## DIRECTIONS
Answer these questions about the Aegir upgrade thread below.
(a) How many vendors does the thread say now provide Drupal 6 LTS?
(b) Into what does one commenter ask whether the "error_reporting" hack could be added?
(c) What status change is recorded in the thread?

## EXCERPTED PASSAGE
····················
I've documented the extra steps on http://docs.aegirproject.org/en/3.x/install/upgrade/#major-upgrade-from-... please review.

Jon Pugh’s picture

Interesting...

I'm glad we found a workaround, but is this really a good enough fix?

Would it be possible to add the "error_reporting" hack into a hook_update_N()?

Even better, what about using a hook_update_N() to manually tweak the database so we don't get an error at all?

I know for a fact there are a lot of Aegir 1.x/2.x installs still out there, and the "recommended upgrade" is a lot of work for most.

Regarding Drupal 6 being EoL, it's becoming more and more clear that Drupal 6 isn't going anywhere. There are still plenty of Aegir 1.x out there

There are now 3 vendors providing Drupal 6 LTS (https://www.drupal.org/project/d6lts) and now there is a web app for it: https://tag1consulting.com/blog/tag1-quo-drupal-6-long-term-support

Let's help make it as easy as possible for the long tail Aegir community to upgrade.

ShaneOnABike’s picture

Status: Fixed » Active

Yahoo thanks very much for the documentation as well as posting a solution it works! It sucks that there wasn't an additional module added in drupal that does a proper cleanup. I feel bad for people migrating sites from D6 -> D7 that were originally in D5 (myself included). What a mess of 'missing' modules.
····················
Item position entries
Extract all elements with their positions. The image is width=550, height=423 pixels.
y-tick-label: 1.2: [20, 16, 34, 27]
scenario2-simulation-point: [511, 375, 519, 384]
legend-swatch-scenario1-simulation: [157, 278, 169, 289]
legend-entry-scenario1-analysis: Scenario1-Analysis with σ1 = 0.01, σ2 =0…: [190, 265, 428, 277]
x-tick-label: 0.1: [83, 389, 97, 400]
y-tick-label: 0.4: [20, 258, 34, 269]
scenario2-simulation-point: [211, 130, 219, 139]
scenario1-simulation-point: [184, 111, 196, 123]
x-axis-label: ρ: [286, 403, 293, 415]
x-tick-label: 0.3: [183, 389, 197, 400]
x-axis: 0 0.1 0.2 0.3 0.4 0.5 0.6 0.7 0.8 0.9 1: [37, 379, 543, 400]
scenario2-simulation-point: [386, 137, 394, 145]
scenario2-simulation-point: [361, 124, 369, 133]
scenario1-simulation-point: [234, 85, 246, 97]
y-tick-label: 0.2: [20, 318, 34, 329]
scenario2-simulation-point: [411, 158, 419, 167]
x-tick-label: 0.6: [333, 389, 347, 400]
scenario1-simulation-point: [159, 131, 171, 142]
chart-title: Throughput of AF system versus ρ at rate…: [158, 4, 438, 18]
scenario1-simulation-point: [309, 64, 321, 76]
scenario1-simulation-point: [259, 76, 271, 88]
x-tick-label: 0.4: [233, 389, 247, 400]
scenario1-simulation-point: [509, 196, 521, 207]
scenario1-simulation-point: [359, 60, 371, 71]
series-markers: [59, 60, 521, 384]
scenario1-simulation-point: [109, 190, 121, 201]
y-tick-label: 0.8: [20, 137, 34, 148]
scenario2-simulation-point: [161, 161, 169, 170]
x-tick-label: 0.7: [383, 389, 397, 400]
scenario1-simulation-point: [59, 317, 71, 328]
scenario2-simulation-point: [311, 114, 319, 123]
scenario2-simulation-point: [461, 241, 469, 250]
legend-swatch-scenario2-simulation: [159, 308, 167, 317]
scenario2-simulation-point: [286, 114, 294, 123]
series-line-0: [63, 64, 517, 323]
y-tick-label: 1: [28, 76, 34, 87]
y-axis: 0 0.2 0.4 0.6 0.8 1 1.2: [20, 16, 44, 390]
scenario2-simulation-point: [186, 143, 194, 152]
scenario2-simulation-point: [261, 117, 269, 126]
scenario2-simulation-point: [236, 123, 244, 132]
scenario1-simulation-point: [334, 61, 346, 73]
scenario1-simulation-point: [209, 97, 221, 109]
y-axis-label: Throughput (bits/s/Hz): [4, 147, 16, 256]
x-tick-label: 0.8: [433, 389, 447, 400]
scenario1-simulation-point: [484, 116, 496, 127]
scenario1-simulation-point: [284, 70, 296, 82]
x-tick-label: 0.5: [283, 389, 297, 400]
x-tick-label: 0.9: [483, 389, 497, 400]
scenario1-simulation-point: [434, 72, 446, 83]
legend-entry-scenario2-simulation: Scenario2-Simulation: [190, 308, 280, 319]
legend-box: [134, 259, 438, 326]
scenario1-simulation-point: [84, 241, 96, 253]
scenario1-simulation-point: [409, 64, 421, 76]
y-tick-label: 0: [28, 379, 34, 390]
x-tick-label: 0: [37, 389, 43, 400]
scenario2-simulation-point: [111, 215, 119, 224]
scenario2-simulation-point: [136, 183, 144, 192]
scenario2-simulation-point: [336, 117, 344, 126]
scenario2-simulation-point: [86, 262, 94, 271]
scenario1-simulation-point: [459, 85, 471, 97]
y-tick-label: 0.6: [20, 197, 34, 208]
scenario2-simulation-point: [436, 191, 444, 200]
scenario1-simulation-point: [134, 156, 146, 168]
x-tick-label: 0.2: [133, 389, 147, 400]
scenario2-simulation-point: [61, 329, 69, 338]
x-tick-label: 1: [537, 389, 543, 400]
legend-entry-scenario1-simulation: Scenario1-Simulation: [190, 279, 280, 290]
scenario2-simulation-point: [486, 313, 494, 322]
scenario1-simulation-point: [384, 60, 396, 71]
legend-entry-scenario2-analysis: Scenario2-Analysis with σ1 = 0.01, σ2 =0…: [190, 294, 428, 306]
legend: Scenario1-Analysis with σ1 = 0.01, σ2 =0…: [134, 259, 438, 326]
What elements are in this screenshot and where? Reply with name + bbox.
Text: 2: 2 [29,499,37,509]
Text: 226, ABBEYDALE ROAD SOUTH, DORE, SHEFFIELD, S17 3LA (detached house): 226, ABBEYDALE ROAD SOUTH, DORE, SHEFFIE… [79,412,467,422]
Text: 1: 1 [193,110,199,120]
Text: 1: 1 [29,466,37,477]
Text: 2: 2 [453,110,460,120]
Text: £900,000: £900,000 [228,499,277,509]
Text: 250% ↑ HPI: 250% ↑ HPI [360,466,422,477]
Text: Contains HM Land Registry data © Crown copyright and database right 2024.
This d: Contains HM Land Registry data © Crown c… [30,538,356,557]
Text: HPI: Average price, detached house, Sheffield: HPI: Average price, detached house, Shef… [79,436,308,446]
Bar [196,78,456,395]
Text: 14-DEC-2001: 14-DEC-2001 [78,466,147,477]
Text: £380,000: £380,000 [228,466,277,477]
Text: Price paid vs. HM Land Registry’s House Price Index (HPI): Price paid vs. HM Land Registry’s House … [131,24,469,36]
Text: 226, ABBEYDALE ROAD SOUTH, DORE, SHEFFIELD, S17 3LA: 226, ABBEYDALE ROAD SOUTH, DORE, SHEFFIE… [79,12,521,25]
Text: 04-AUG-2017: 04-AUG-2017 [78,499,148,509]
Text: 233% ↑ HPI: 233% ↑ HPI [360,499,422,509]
····················
## EXERCISE OUTPUT
(a) Three.
(b) A hook_update_N().
(c) Fixed » Active.